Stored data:
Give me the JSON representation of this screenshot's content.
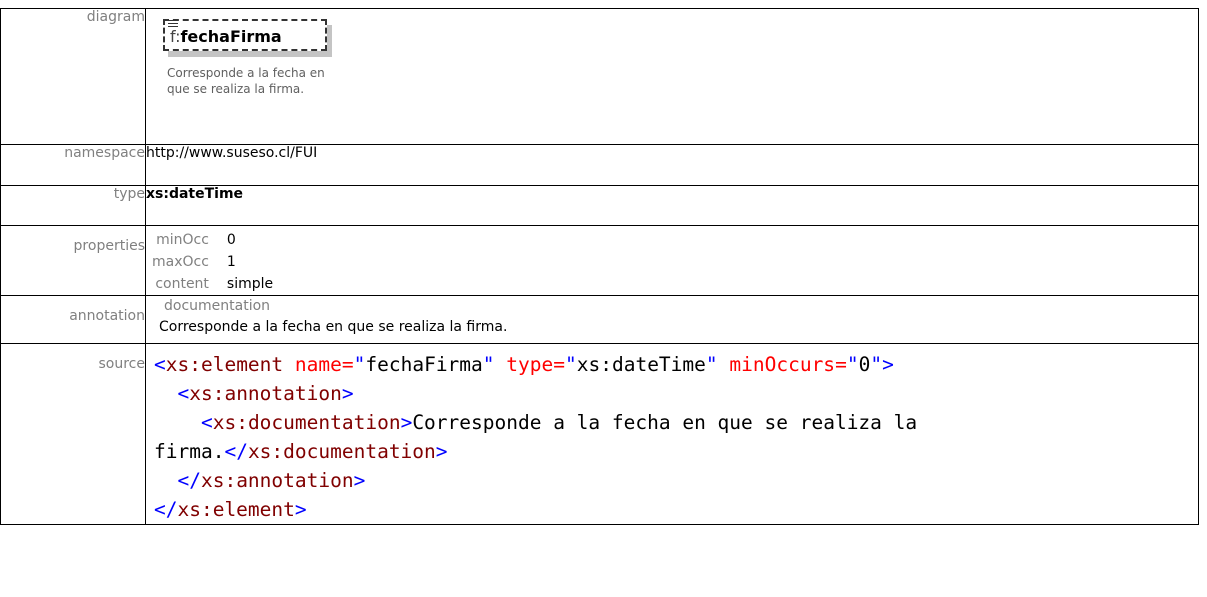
{
  "labels": {
    "diagram": "diagram",
    "namespace": "namespace",
    "type": "type",
    "properties": "properties",
    "annotation": "annotation",
    "source": "source"
  },
  "diagram": {
    "element_prefix": "f:",
    "element_name": "fechaFirma",
    "documentation_line1": "Corresponde a la fecha en",
    "documentation_line2": "que se realiza la firma."
  },
  "namespace": "http://www.suseso.cl/FUI",
  "type": "xs:dateTime",
  "properties": [
    {
      "key": "minOcc",
      "value": "0"
    },
    {
      "key": "maxOcc",
      "value": "1"
    },
    {
      "key": "content",
      "value": "simple"
    }
  ],
  "annotation": {
    "key": "documentation",
    "text": "Corresponde a la fecha en que se realiza la firma."
  },
  "source": {
    "lines": [
      "<xs:element name=\"fechaFirma\" type=\"xs:dateTime\" minOccurs=\"0\">",
      "  <xs:annotation>",
      "    <xs:documentation>Corresponde a la fecha en que se realiza la",
      "firma.</xs:documentation>",
      "  </xs:annotation>",
      "</xs:element>"
    ]
  },
  "colors": {
    "tag": "#0000ff",
    "element_name": "#800000",
    "attribute": "#ff0000",
    "label": "#808080"
  }
}
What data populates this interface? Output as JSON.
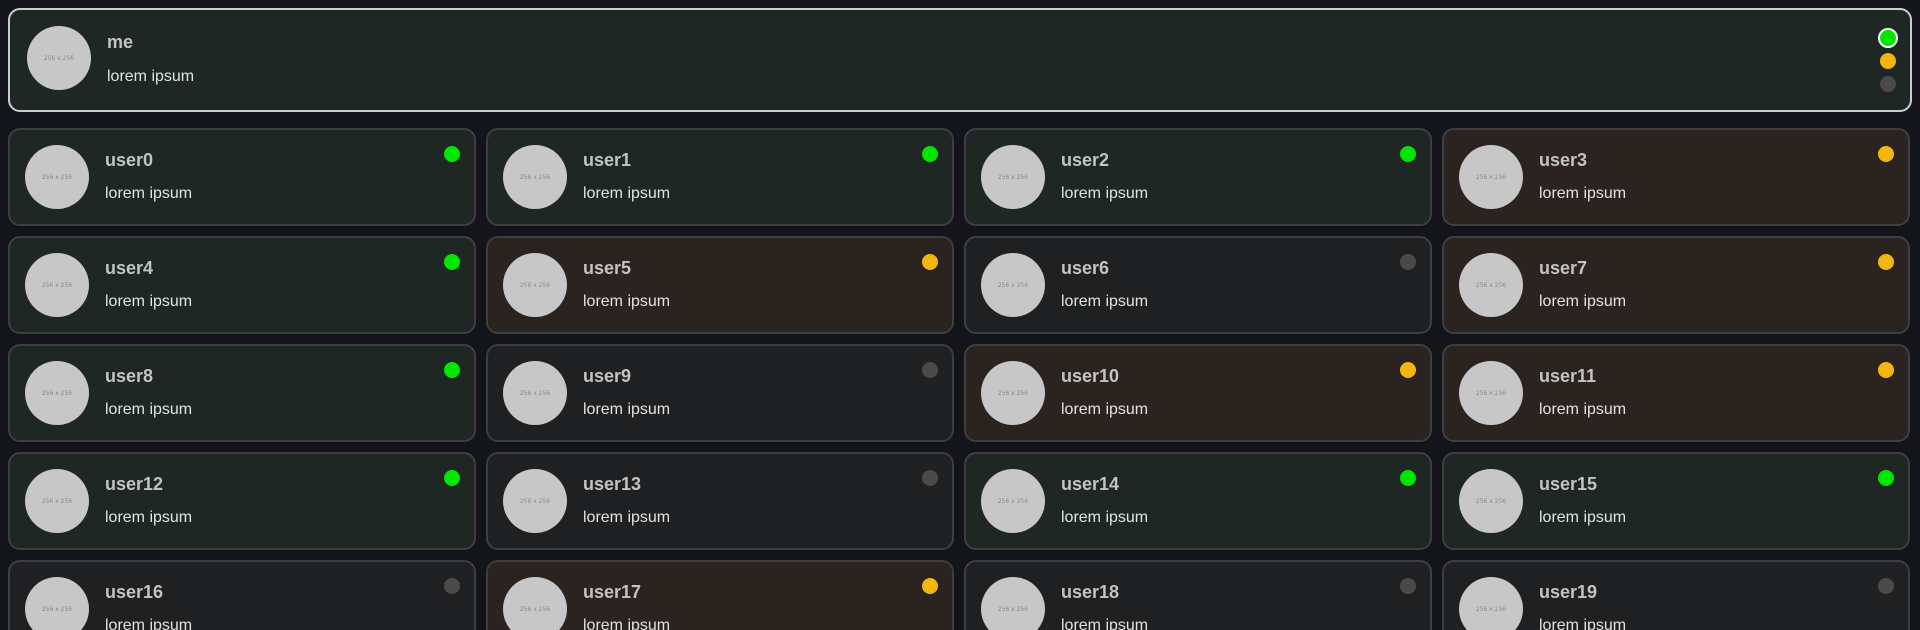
{
  "colors": {
    "online": "#00e600",
    "away": "#f5b50f",
    "offline": "#4a4a4a",
    "card_online_bg": "#1f2724",
    "card_away_bg": "#2a231f",
    "card_offline_bg": "#1f2022"
  },
  "me": {
    "name": "me",
    "status_text": "lorem ipsum",
    "avatar_text": "256 x 256",
    "status": "online",
    "status_options": [
      "online",
      "away",
      "offline"
    ]
  },
  "users": [
    {
      "name": "user0",
      "status_text": "lorem ipsum",
      "avatar_text": "256 x 256",
      "status": "online"
    },
    {
      "name": "user1",
      "status_text": "lorem ipsum",
      "avatar_text": "256 x 256",
      "status": "online"
    },
    {
      "name": "user2",
      "status_text": "lorem ipsum",
      "avatar_text": "256 x 256",
      "status": "online"
    },
    {
      "name": "user3",
      "status_text": "lorem ipsum",
      "avatar_text": "256 x 256",
      "status": "away"
    },
    {
      "name": "user4",
      "status_text": "lorem ipsum",
      "avatar_text": "256 x 256",
      "status": "online"
    },
    {
      "name": "user5",
      "status_text": "lorem ipsum",
      "avatar_text": "256 x 256",
      "status": "away"
    },
    {
      "name": "user6",
      "status_text": "lorem ipsum",
      "avatar_text": "256 x 256",
      "status": "offline"
    },
    {
      "name": "user7",
      "status_text": "lorem ipsum",
      "avatar_text": "256 x 256",
      "status": "away"
    },
    {
      "name": "user8",
      "status_text": "lorem ipsum",
      "avatar_text": "256 x 256",
      "status": "online"
    },
    {
      "name": "user9",
      "status_text": "lorem ipsum",
      "avatar_text": "256 x 256",
      "status": "offline"
    },
    {
      "name": "user10",
      "status_text": "lorem ipsum",
      "avatar_text": "256 x 256",
      "status": "away"
    },
    {
      "name": "user11",
      "status_text": "lorem ipsum",
      "avatar_text": "256 x 256",
      "status": "away"
    },
    {
      "name": "user12",
      "status_text": "lorem ipsum",
      "avatar_text": "256 x 256",
      "status": "online"
    },
    {
      "name": "user13",
      "status_text": "lorem ipsum",
      "avatar_text": "256 x 256",
      "status": "offline"
    },
    {
      "name": "user14",
      "status_text": "lorem ipsum",
      "avatar_text": "256 x 256",
      "status": "online"
    },
    {
      "name": "user15",
      "status_text": "lorem ipsum",
      "avatar_text": "256 x 256",
      "status": "online"
    },
    {
      "name": "user16",
      "status_text": "lorem ipsum",
      "avatar_text": "256 x 256",
      "status": "offline"
    },
    {
      "name": "user17",
      "status_text": "lorem ipsum",
      "avatar_text": "256 x 256",
      "status": "away"
    },
    {
      "name": "user18",
      "status_text": "lorem ipsum",
      "avatar_text": "256 x 256",
      "status": "offline"
    },
    {
      "name": "user19",
      "status_text": "lorem ipsum",
      "avatar_text": "256 x 256",
      "status": "offline"
    }
  ]
}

TASK TO CARRY OUT >> Search the data above for the string "dateTime" and return every line that has it.

ANSWER FOR THIS EXERCISE >>
  "type": "xs:dateTime",
      "<xs:element name=\"fechaFirma\" type=\"xs:dateTime\" minOccurs=\"0\">",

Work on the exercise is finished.